**Task:**
Look through the material below and give the number of lines holding "City", with no other words.

**Items:**
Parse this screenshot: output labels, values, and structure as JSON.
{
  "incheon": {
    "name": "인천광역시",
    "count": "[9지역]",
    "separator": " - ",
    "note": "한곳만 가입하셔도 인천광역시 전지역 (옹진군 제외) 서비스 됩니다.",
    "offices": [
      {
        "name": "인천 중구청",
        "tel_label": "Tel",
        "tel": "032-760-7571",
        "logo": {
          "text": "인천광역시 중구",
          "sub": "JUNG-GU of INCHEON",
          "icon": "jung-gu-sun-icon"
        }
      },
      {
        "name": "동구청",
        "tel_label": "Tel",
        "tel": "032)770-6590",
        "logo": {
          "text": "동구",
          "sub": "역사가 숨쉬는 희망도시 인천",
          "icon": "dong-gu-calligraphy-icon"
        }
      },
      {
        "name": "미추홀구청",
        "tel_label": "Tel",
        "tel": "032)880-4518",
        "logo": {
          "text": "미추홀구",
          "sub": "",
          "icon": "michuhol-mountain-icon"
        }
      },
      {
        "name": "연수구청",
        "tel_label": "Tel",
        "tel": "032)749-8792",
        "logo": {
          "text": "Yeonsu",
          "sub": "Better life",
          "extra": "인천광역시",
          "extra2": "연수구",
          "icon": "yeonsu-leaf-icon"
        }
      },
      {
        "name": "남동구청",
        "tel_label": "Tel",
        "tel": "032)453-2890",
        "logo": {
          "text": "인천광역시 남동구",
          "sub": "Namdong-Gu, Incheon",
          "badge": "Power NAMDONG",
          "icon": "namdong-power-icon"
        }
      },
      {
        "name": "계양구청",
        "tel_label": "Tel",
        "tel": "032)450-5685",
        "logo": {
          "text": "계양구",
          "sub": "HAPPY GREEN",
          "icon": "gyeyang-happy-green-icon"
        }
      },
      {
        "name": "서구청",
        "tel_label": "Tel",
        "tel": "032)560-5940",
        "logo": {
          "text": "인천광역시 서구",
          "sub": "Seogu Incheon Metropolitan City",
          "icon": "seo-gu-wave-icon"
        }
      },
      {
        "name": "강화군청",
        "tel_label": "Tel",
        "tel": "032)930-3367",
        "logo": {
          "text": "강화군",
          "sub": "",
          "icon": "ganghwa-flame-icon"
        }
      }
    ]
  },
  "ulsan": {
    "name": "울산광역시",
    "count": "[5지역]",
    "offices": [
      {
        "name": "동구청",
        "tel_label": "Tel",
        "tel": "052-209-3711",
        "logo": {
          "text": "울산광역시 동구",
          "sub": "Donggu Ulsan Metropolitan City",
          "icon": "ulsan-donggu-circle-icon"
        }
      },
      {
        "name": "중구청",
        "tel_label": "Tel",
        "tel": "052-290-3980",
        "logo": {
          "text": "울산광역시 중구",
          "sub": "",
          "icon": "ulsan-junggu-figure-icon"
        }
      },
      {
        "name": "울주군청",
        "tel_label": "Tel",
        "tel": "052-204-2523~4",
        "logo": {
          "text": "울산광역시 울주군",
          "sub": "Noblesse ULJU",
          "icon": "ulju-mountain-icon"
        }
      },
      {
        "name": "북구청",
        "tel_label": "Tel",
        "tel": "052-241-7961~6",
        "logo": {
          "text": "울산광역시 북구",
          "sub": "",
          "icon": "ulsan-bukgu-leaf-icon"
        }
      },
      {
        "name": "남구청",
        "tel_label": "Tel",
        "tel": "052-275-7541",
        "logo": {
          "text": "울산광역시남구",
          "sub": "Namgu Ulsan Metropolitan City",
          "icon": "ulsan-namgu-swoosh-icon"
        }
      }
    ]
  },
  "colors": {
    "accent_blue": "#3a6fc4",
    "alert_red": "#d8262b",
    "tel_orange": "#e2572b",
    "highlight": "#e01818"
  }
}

**Result for this task:**
3